**EXERCISE DIRECTIONS**. Pull out every line of the items below and copy each one unchanged, keeping the original order.

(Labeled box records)
• • •

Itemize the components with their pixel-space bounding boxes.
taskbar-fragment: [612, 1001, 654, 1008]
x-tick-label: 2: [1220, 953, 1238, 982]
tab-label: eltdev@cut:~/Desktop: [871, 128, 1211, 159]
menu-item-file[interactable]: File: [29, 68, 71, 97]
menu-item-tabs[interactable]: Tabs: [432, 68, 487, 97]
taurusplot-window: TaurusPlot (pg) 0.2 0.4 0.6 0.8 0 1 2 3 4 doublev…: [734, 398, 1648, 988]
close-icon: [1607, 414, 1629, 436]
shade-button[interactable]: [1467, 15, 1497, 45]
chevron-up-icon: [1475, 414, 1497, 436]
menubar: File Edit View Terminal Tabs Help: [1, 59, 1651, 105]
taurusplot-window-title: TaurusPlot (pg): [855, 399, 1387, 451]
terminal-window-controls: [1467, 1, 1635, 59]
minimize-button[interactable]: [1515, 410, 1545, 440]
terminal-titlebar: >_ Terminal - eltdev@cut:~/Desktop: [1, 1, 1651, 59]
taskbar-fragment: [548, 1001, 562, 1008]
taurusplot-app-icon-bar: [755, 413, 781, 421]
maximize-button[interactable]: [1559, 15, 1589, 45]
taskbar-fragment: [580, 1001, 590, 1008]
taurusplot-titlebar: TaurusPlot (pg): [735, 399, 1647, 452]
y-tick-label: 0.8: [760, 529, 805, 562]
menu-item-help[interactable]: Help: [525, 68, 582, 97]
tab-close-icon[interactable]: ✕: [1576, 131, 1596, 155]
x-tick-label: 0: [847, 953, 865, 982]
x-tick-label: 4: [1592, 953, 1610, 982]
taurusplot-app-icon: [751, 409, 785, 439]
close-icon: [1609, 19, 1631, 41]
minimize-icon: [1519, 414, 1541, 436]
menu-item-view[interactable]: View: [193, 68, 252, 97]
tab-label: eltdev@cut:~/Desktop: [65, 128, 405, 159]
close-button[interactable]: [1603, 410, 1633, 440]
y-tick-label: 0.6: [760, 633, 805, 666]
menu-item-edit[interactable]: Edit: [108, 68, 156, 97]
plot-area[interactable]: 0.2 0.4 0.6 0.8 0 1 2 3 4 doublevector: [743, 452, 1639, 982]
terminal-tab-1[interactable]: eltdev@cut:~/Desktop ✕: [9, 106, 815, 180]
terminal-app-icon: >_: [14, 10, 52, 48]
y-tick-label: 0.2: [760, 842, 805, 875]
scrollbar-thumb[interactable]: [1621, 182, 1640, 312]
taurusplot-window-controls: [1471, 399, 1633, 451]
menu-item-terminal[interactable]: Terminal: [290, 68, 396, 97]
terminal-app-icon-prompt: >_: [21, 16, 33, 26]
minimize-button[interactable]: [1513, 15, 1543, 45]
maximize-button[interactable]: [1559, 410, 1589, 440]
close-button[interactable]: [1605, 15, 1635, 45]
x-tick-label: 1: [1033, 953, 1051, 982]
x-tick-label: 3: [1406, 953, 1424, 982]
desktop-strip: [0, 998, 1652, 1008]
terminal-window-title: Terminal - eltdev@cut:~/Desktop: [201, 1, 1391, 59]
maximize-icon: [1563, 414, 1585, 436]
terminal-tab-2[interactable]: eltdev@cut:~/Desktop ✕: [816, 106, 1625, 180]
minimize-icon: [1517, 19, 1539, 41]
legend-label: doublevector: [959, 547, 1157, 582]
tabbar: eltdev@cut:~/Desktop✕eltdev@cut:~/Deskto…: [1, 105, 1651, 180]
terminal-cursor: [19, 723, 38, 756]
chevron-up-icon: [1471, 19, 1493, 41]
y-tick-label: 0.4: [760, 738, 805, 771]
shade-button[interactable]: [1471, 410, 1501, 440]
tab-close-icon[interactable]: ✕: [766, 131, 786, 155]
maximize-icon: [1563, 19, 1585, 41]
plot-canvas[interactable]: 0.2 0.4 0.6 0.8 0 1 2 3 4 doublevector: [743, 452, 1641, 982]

• • •

**RIGHT ANSWER**.
Itemize the components with their pixel-space bounding boxes.
taskbar-fragment: [612, 1001, 654, 1008]
x-tick-label: 2: [1220, 953, 1238, 982]
tab-label: eltdev@cut:~/Desktop: [871, 128, 1211, 159]
menu-item-file[interactable]: File: [29, 68, 71, 97]
menu-item-tabs[interactable]: Tabs: [432, 68, 487, 97]
taurusplot-window: TaurusPlot (pg) 0.2 0.4 0.6 0.8 0 1 2 3 4 doublev…: [734, 398, 1648, 988]
close-icon: [1607, 414, 1629, 436]
shade-button[interactable]: [1467, 15, 1497, 45]
chevron-up-icon: [1475, 414, 1497, 436]
menubar: File Edit View Terminal Tabs Help: [1, 59, 1651, 105]
taurusplot-window-title: TaurusPlot (pg): [855, 399, 1387, 451]
terminal-window-controls: [1467, 1, 1635, 59]
minimize-button[interactable]: [1515, 410, 1545, 440]
terminal-titlebar: >_ Terminal - eltdev@cut:~/Desktop: [1, 1, 1651, 59]
taskbar-fragment: [548, 1001, 562, 1008]
taurusplot-app-icon-bar: [755, 413, 781, 421]
maximize-button[interactable]: [1559, 15, 1589, 45]
taskbar-fragment: [580, 1001, 590, 1008]
taurusplot-titlebar: TaurusPlot (pg): [735, 399, 1647, 452]
y-tick-label: 0.8: [760, 529, 805, 562]
menu-item-help[interactable]: Help: [525, 68, 582, 97]
tab-close-icon[interactable]: ✕: [1576, 131, 1596, 155]
x-tick-label: 0: [847, 953, 865, 982]
x-tick-label: 4: [1592, 953, 1610, 982]
taurusplot-app-icon: [751, 409, 785, 439]
close-icon: [1609, 19, 1631, 41]
minimize-icon: [1519, 414, 1541, 436]
menu-item-view[interactable]: View: [193, 68, 252, 97]
tab-label: eltdev@cut:~/Desktop: [65, 128, 405, 159]
close-button[interactable]: [1603, 410, 1633, 440]
y-tick-label: 0.6: [760, 633, 805, 666]
menu-item-edit[interactable]: Edit: [108, 68, 156, 97]
plot-area[interactable]: 0.2 0.4 0.6 0.8 0 1 2 3 4 doublevector: [743, 452, 1639, 982]
terminal-tab-1[interactable]: eltdev@cut:~/Desktop ✕: [9, 106, 815, 180]
terminal-app-icon: >_: [14, 10, 52, 48]
y-tick-label: 0.2: [760, 842, 805, 875]
scrollbar-thumb[interactable]: [1621, 182, 1640, 312]
taurusplot-window-controls: [1471, 399, 1633, 451]
menu-item-terminal[interactable]: Terminal: [290, 68, 396, 97]
terminal-app-icon-prompt: >_: [21, 16, 33, 26]
minimize-button[interactable]: [1513, 15, 1543, 45]
maximize-button[interactable]: [1559, 410, 1589, 440]
close-button[interactable]: [1605, 15, 1635, 45]
x-tick-label: 1: [1033, 953, 1051, 982]
x-tick-label: 3: [1406, 953, 1424, 982]
desktop-strip: [0, 998, 1652, 1008]
terminal-window-title: Terminal - eltdev@cut:~/Desktop: [201, 1, 1391, 59]
maximize-icon: [1563, 414, 1585, 436]
terminal-tab-2[interactable]: eltdev@cut:~/Desktop ✕: [816, 106, 1625, 180]
minimize-icon: [1517, 19, 1539, 41]
legend-label: doublevector: [959, 547, 1157, 582]
tabbar: eltdev@cut:~/Desktop✕eltdev@cut:~/Deskto…: [1, 105, 1651, 180]
terminal-cursor: [19, 723, 38, 756]
chevron-up-icon: [1471, 19, 1493, 41]
y-tick-label: 0.4: [760, 738, 805, 771]
shade-button[interactable]: [1471, 410, 1501, 440]
tab-close-icon[interactable]: ✕: [766, 131, 786, 155]
maximize-icon: [1563, 19, 1585, 41]
plot-canvas[interactable]: 0.2 0.4 0.6 0.8 0 1 2 3 4 doublevector: [743, 452, 1641, 982]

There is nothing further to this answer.